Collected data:

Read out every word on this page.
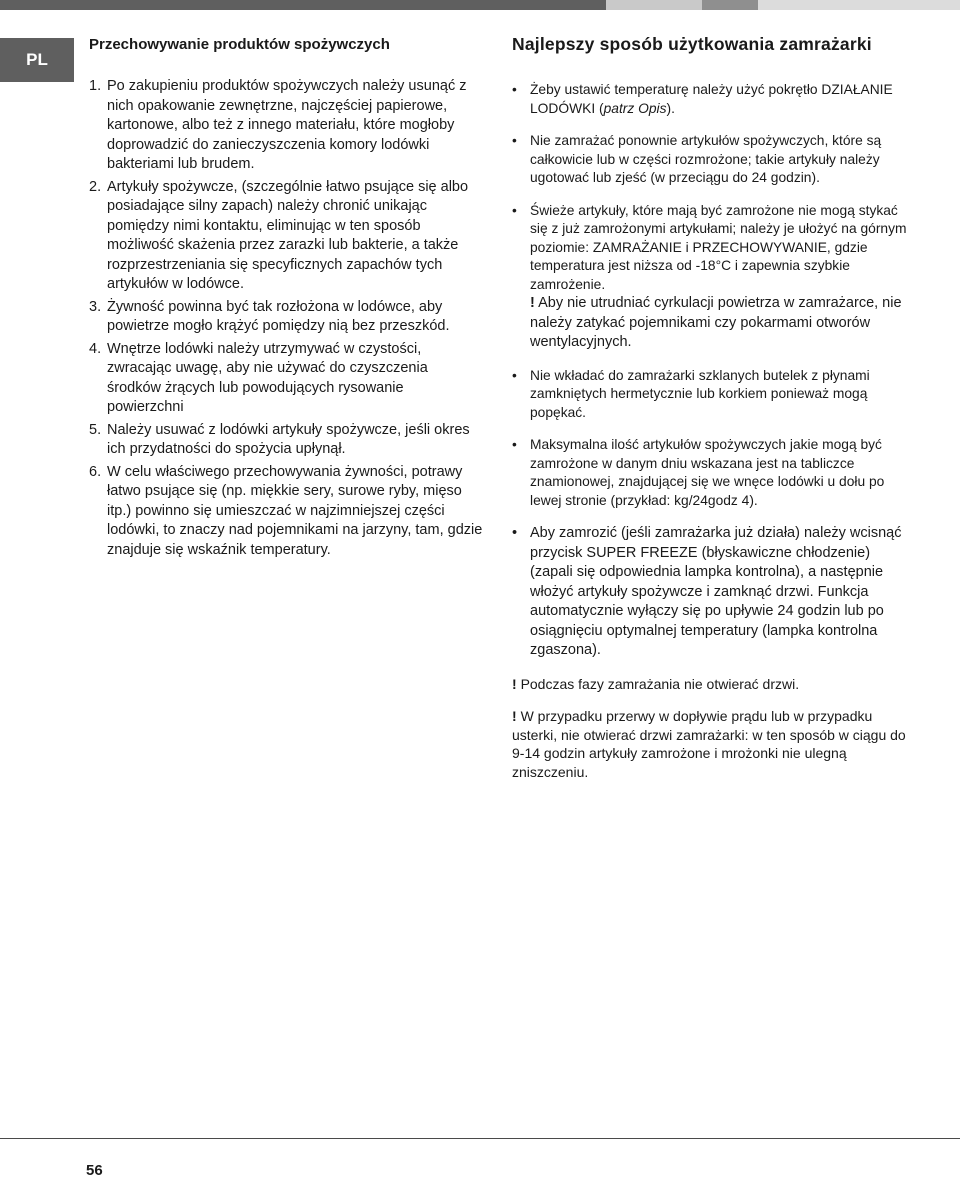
PL
Przechowywanie produktów spożywczych
1. Po zakupieniu produktów spożywczych należy usunąć z nich opakowanie zewnętrzne, najczęściej papierowe, kartonowe, albo też z innego materiału, które mogłoby doprowadzić do zanieczyszczenia komory lodówki bakteriami lub brudem.
2. Artykuły spożywcze, (szczególnie łatwo psujące się albo posiadające silny zapach) należy chronić unikając pomiędzy nimi kontaktu, eliminując w ten sposób możliwość skażenia przez zarazki lub bakterie, a także rozprzestrzeniania się specyficznych zapachów tych artykułów w lodówce.
3. Żywność powinna być tak rozłożona w lodówce, aby powietrze mogło krążyć pomiędzy nią bez przeszkód.
4. Wnętrze lodówki należy utrzymywać w czystości, zwracając uwagę, aby nie używać do czyszczenia środków żrących lub powodujących rysowanie powierzchni
5. Należy usuwać z lodówki artykuły spożywcze, jeśli okres ich przydatności do spożycia upłynął.
6. W celu właściwego przechowywania żywności, potrawy łatwo psujące się (np. miękkie sery, surowe ryby, mięso itp.) powinno się umieszczać w najzimniejszej części lodówki, to znaczy nad pojemnikami na jarzyny, tam, gdzie znajduje się wskaźnik temperatury.
Najlepszy sposób użytkowania zamrażarki
• Żeby ustawić temperaturę należy użyć pokrętło DZIAŁANIE LODÓWKI (patrz Opis).
• Nie zamrażać ponownie artykułów spożywczych, które są całkowicie lub w części rozmrożone; takie artykuły należy ugotować lub zjeść (w przeciągu do 24 godzin).
• Świeże artykuły, które mają być zamrożone nie mogą stykać się z już zamrożonymi artykułami; należy je ułożyć na górnym poziomie: ZAMRAŻANIE i PRZECHOWYWANIE, gdzie temperatura jest niższa od -18°C i zapewnia szybkie zamrożenie.
! Aby nie utrudniać cyrkulacji powietrza w zamrażarce, nie należy zatykać pojemnikami czy pokarmami otworów wentylacyjnych.
• Nie wkładać do zamrażarki szklanych butelek z płynami zamkniętych hermetycznie lub korkiem ponieważ mogą popękać.
• Maksymalna ilość artykułów spożywczych jakie mogą być zamrożone w danym dniu wskazana jest na tabliczce znamionowej, znajdującej się we wnęce lodówki u dołu po lewej stronie (przykład: kg/24godz 4).
• Aby zamrozić (jeśli zamrażarka już działa) należy wcisnąć przycisk SUPER FREEZE (błyskawiczne chłodzenie) (zapali się odpowiednia lampka kontrolna), a następnie włożyć artykuły spożywcze i zamknąć drzwi. Funkcja automatycznie wyłączy się po upływie 24 godzin lub po osiągnięciu optymalnej temperatury (lampka kontrolna zgaszona).

! Podczas fazy zamrażania nie otwierać drzwi.

! W przypadku przerwy w dopływie prądu lub w przypadku usterki, nie otwierać drzwi zamrażarki: w ten sposób w ciągu do 9-14 godzin artykuły zamrożone i mrożonki nie ulegną zniszczeniu.

56
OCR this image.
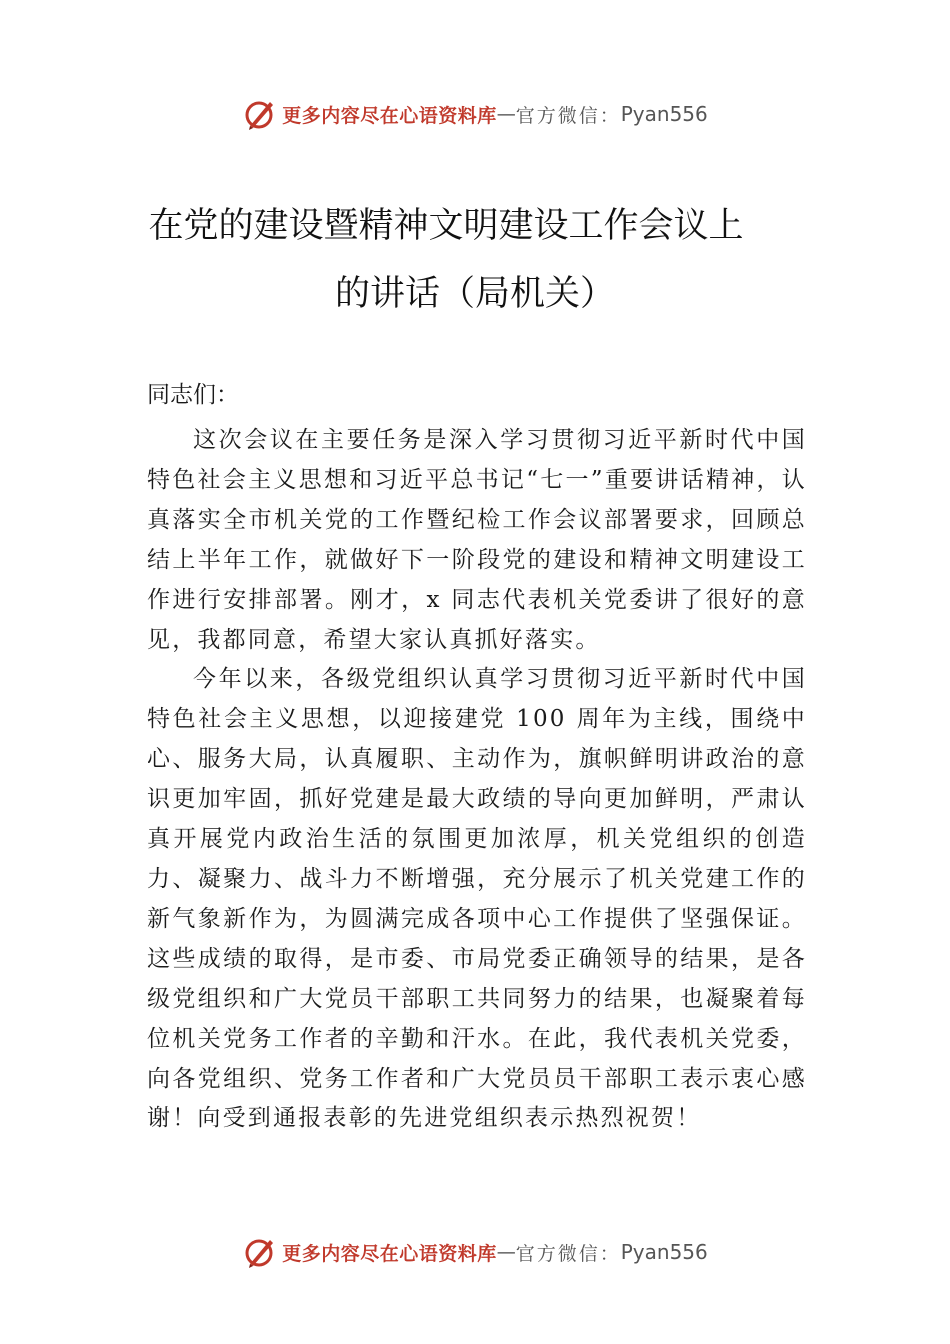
更多内容尽在心语资料库 — 官方微信： Pyan556
在党的建设暨精神文明建设工作会议上
的讲话（局机关）
同志们：

这次会议在主要任务是深入学习贯彻习近平新时代中国特色社会主义思想和习近平总书记“七一”重要讲话精神，认真落实全市机关党的工作暨纪检工作会议部署要求，回顾总结上半年工作，就做好下一阶段党的建设和精神文明建设工作进行安排部署。刚才，x 同志代表机关党委讲了很好的意见，我都同意，希望大家认真抓好落实。

今年以来，各级党组织认真学习贯彻习近平新时代中国特色社会主义思想，以迎接建党 100 周年为主线，围绕中心、服务大局，认真履职、主动作为，旗帜鲜明讲政治的意识更加牢固，抓好党建是最大政绩的导向更加鲜明，严肃认真开展党内政治生活的氛围更加浓厚，机关党组织的创造力、凝聚力、战斗力不断增强，充分展示了机关党建工作的新气象新作为，为圆满完成各项中心工作提供了坚强保证。这些成绩的取得，是市委、市局党委正确领导的结果，是各级党组织和广大党员干部职工共同努力的结果，也凝聚着每位机关党务工作者的辛勤和汗水。在此，我代表机关党委，向各党组织、党务工作者和广大党员员干部职工表示衷心感谢！向受到通报表彰的先进党组织表示热烈祝贺！

更多内容尽在心语资料库 — 官方微信： Pyan556
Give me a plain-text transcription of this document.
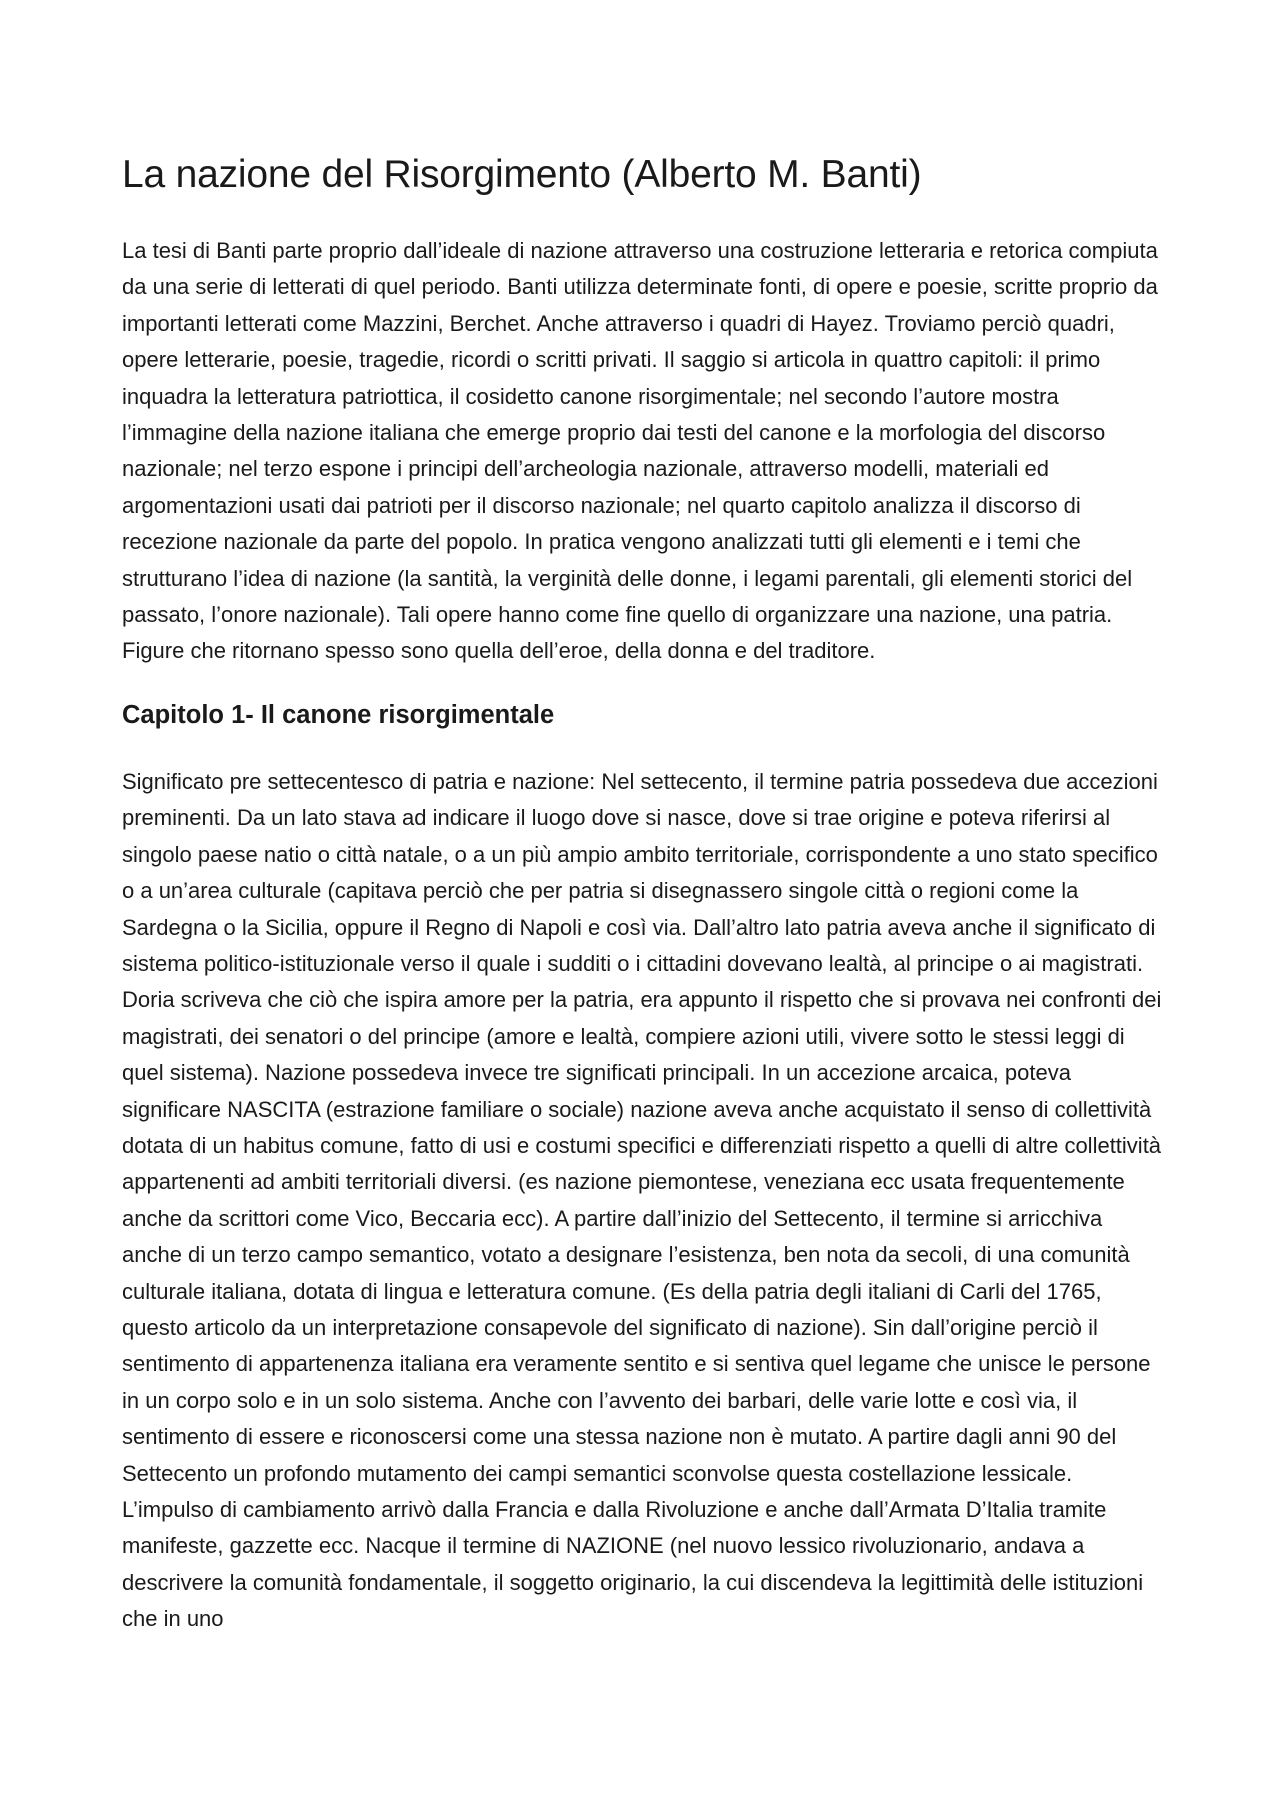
La nazione del Risorgimento (Alberto M. Banti)

La tesi di Banti parte proprio dall’ideale di nazione attraverso una costruzione letteraria e retorica compiuta da una serie di letterati di quel periodo. Banti utilizza determinate fonti, di opere e poesie, scritte proprio da importanti letterati come Mazzini, Berchet. Anche attraverso i quadri di Hayez. Troviamo perciò quadri, opere letterarie, poesie, tragedie, ricordi o scritti privati. Il saggio si articola in quattro capitoli: il primo inquadra la letteratura patriottica, il cosidetto canone risorgimentale; nel secondo l’autore mostra l’immagine della nazione italiana che emerge proprio dai testi del canone e la morfologia del discorso nazionale; nel terzo espone i principi dell’archeologia nazionale, attraverso modelli, materiali ed argomentazioni usati dai patrioti per il discorso nazionale; nel quarto capitolo analizza il discorso di recezione nazionale da parte del popolo. In pratica vengono analizzati tutti gli elementi e i temi che strutturano l’idea di nazione (la santità, la verginità delle donne, i legami parentali, gli elementi storici del passato, l’onore nazionale). Tali opere hanno come fine quello di organizzare una nazione, una patria. Figure che ritornano spesso sono quella dell’eroe, della donna e del traditore.

Capitolo 1- Il canone risorgimentale

Significato pre settecentesco di patria e nazione: Nel settecento, il termine patria possedeva due accezioni preminenti. Da un lato stava ad indicare il luogo dove si nasce, dove si trae origine e poteva riferirsi al singolo paese natio o città natale, o a un più ampio ambito territoriale, corrispondente a uno stato specifico o a un’area culturale (capitava perciò che per patria si disegnassero singole città o regioni come la Sardegna o la Sicilia, oppure il Regno di Napoli e così via. Dall’altro lato patria aveva anche il significato di sistema politico-istituzionale verso il quale i sudditi o i cittadini dovevano lealtà, al principe o ai magistrati. Doria scriveva che ciò che ispira amore per la patria, era appunto il rispetto che si provava nei confronti dei magistrati, dei senatori o del principe (amore e lealtà, compiere azioni utili, vivere sotto le stessi leggi di quel sistema). Nazione possedeva invece tre significati principali. In un accezione arcaica, poteva significare NASCITA (estrazione familiare o sociale) nazione aveva anche acquistato il senso di collettività dotata di un habitus comune, fatto di usi e costumi specifici e differenziati rispetto a quelli di altre collettività appartenenti ad ambiti territoriali diversi. (es nazione piemontese, veneziana ecc usata frequentemente anche da scrittori come Vico, Beccaria ecc). A partire dall’inizio del Settecento, il termine si arricchiva anche di un terzo campo semantico, votato a designare l’esistenza, ben nota da secoli, di una comunità culturale italiana, dotata di lingua e letteratura comune. (Es della patria degli italiani di Carli del 1765, questo articolo da un interpretazione consapevole del significato di nazione). Sin dall’origine perciò il sentimento di appartenenza italiana era veramente sentito e si sentiva quel legame che unisce le persone in un corpo solo e in un solo sistema. Anche con l’avvento dei barbari, delle varie lotte e così via, il sentimento di essere e riconoscersi come una stessa nazione non è mutato. A partire dagli anni 90 del Settecento un profondo mutamento dei campi semantici sconvolse questa costellazione lessicale. L’impulso di cambiamento arrivò dalla Francia e dalla Rivoluzione e anche dall’Armata D’Italia tramite manifeste, gazzette ecc. Nacque il termine di NAZIONE (nel nuovo lessico rivoluzionario, andava a descrivere la comunità fondamentale, il soggetto originario, la cui discendeva la legittimità delle istituzioni che in uno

**WHAT THE EXERCISE ASKS:**
Pictures are not part of the copy; output everything else in the records exactly.

**RESPONSE:**
Read out every word on this page.
PL
Przechowywanie produktów spożywczych
1. Po zakupieniu produktów spożywczych należy usunąć z nich opakowanie zewnętrzne, najczęściej papierowe, kartonowe, albo też z innego materiału, które mogłoby doprowadzić do zanieczyszczenia komory lodówki bakteriami lub brudem.
2. Artykuły spożywcze, (szczególnie łatwo psujące się albo posiadające silny zapach) należy chronić unikając pomiędzy nimi kontaktu, eliminując w ten sposób możliwość skażenia przez zarazki lub bakterie, a także rozprzestrzeniania się specyficznych zapachów tych artykułów w lodówce.
3. Żywność powinna być tak rozłożona w lodówce, aby powietrze mogło krążyć pomiędzy nią bez przeszkód.
4. Wnętrze lodówki należy utrzymywać w czystości, zwracając uwagę, aby nie używać do czyszczenia środków żrących lub powodujących rysowanie powierzchni
5. Należy usuwać z lodówki artykuły spożywcze, jeśli okres ich przydatności do spożycia upłynął.
6. W celu właściwego przechowywania żywności, potrawy łatwo psujące się (np. miękkie sery, surowe ryby, mięso itp.) powinno się umieszczać w najzimniejszej części lodówki, to znaczy nad pojemnikami na jarzyny, tam, gdzie znajduje się wskaźnik temperatury.
Najlepszy sposób użytkowania zamrażarki
• Żeby ustawić temperaturę należy użyć pokrętło DZIAŁANIE LODÓWKI (patrz Opis).
• Nie zamrażać ponownie artykułów spożywczych, które są całkowicie lub w części rozmrożone; takie artykuły należy ugotować lub zjeść (w przeciągu do 24 godzin).
• Świeże artykuły, które mają być zamrożone nie mogą stykać się z już zamrożonymi artykułami; należy je ułożyć na górnym poziomie: ZAMRAŻANIE i PRZECHOWYWANIE, gdzie temperatura jest niższa od -18°C i zapewnia szybkie zamrożenie.
! Aby nie utrudniać cyrkulacji powietrza w zamrażarce, nie należy zatykać pojemnikami czy pokarmami otworów wentylacyjnych.
• Nie wkładać do zamrażarki szklanych butelek z płynami zamkniętych hermetycznie lub korkiem ponieważ mogą popękać.
• Maksymalna ilość artykułów spożywczych jakie mogą być zamrożone w danym dniu wskazana jest na tabliczce znamionowej, znajdującej się we wnęce lodówki u dołu po lewej stronie (przykład: kg/24godz 4).
• Aby zamrozić (jeśli zamrażarka już działa) należy wcisnąć przycisk SUPER FREEZE (błyskawiczne chłodzenie) (zapali się odpowiednia lampka kontrolna), a następnie włożyć artykuły spożywcze i zamknąć drzwi. Funkcja automatycznie wyłączy się po upływie 24 godzin lub po osiągnięciu optymalnej temperatury (lampka kontrolna zgaszona).

! Podczas fazy zamrażania nie otwierać drzwi.

! W przypadku przerwy w dopływie prądu lub w przypadku usterki, nie otwierać drzwi zamrażarki: w ten sposób w ciągu do 9-14 godzin artykuły zamrożone i mrożonki nie ulegną zniszczeniu.

56
OCR this image.
更多内容尽在心语资料库 — 官方微信： Pyan556
在党的建设暨精神文明建设工作会议上
的讲话（局机关）
同志们：

这次会议在主要任务是深入学习贯彻习近平新时代中国特色社会主义思想和习近平总书记“七一”重要讲话精神，认真落实全市机关党的工作暨纪检工作会议部署要求，回顾总结上半年工作，就做好下一阶段党的建设和精神文明建设工作进行安排部署。刚才，x 同志代表机关党委讲了很好的意见，我都同意，希望大家认真抓好落实。

今年以来，各级党组织认真学习贯彻习近平新时代中国特色社会主义思想，以迎接建党 100 周年为主线，围绕中心、服务大局，认真履职、主动作为，旗帜鲜明讲政治的意识更加牢固，抓好党建是最大政绩的导向更加鲜明，严肃认真开展党内政治生活的氛围更加浓厚，机关党组织的创造力、凝聚力、战斗力不断增强，充分展示了机关党建工作的新气象新作为，为圆满完成各项中心工作提供了坚强保证。这些成绩的取得，是市委、市局党委正确领导的结果，是各级党组织和广大党员干部职工共同努力的结果，也凝聚着每位机关党务工作者的辛勤和汗水。在此，我代表机关党委，向各党组织、党务工作者和广大党员员干部职工表示衷心感谢！向受到通报表彰的先进党组织表示热烈祝贺！

更多内容尽在心语资料库 — 官方微信： Pyan556
Give me a plain-text transcription of this document.
La nazione del Risorgimento (Alberto M. Banti)

La tesi di Banti parte proprio dall’ideale di nazione attraverso una costruzione letteraria e retorica compiuta da una serie di letterati di quel periodo. Banti utilizza determinate fonti, di opere e poesie, scritte proprio da importanti letterati come Mazzini, Berchet. Anche attraverso i quadri di Hayez. Troviamo perciò quadri, opere letterarie, poesie, tragedie, ricordi o scritti privati. Il saggio si articola in quattro capitoli: il primo inquadra la letteratura patriottica, il cosidetto canone risorgimentale; nel secondo l’autore mostra l’immagine della nazione italiana che emerge proprio dai testi del canone e la morfologia del discorso nazionale; nel terzo espone i principi dell’archeologia nazionale, attraverso modelli, materiali ed argomentazioni usati dai patrioti per il discorso nazionale; nel quarto capitolo analizza il discorso di recezione nazionale da parte del popolo. In pratica vengono analizzati tutti gli elementi e i temi che strutturano l’idea di nazione (la santità, la verginità delle donne, i legami parentali, gli elementi storici del passato, l’onore nazionale). Tali opere hanno come fine quello di organizzare una nazione, una patria. Figure che ritornano spesso sono quella dell’eroe, della donna e del traditore.

Capitolo 1- Il canone risorgimentale

Significato pre settecentesco di patria e nazione: Nel settecento, il termine patria possedeva due accezioni preminenti. Da un lato stava ad indicare il luogo dove si nasce, dove si trae origine e poteva riferirsi al singolo paese natio o città natale, o a un più ampio ambito territoriale, corrispondente a uno stato specifico o a un’area culturale (capitava perciò che per patria si disegnassero singole città o regioni come la Sardegna o la Sicilia, oppure il Regno di Napoli e così via. Dall’altro lato patria aveva anche il significato di sistema politico-istituzionale verso il quale i sudditi o i cittadini dovevano lealtà, al principe o ai magistrati. Doria scriveva che ciò che ispira amore per la patria, era appunto il rispetto che si provava nei confronti dei magistrati, dei senatori o del principe (amore e lealtà, compiere azioni utili, vivere sotto le stessi leggi di quel sistema). Nazione possedeva invece tre significati principali. In un accezione arcaica, poteva significare NASCITA (estrazione familiare o sociale) nazione aveva anche acquistato il senso di collettività dotata di un habitus comune, fatto di usi e costumi specifici e differenziati rispetto a quelli di altre collettività appartenenti ad ambiti territoriali diversi. (es nazione piemontese, veneziana ecc usata frequentemente anche da scrittori come Vico, Beccaria ecc). A partire dall’inizio del Settecento, il termine si arricchiva anche di un terzo campo semantico, votato a designare l’esistenza, ben nota da secoli, di una comunità culturale italiana, dotata di lingua e letteratura comune. (Es della patria degli italiani di Carli del 1765, questo articolo da un interpretazione consapevole del significato di nazione). Sin dall’origine perciò il sentimento di appartenenza italiana era veramente sentito e si sentiva quel legame che unisce le persone in un corpo solo e in un solo sistema. Anche con l’avvento dei barbari, delle varie lotte e così via, il sentimento di essere e riconoscersi come una stessa nazione non è mutato. A partire dagli anni 90 del Settecento un profondo mutamento dei campi semantici sconvolse questa costellazione lessicale. L’impulso di cambiamento arrivò dalla Francia e dalla Rivoluzione e anche dall’Armata D’Italia tramite manifeste, gazzette ecc. Nacque il termine di NAZIONE (nel nuovo lessico rivoluzionario, andava a descrivere la comunità fondamentale, il soggetto originario, la cui discendeva la legittimità delle istituzioni che in uno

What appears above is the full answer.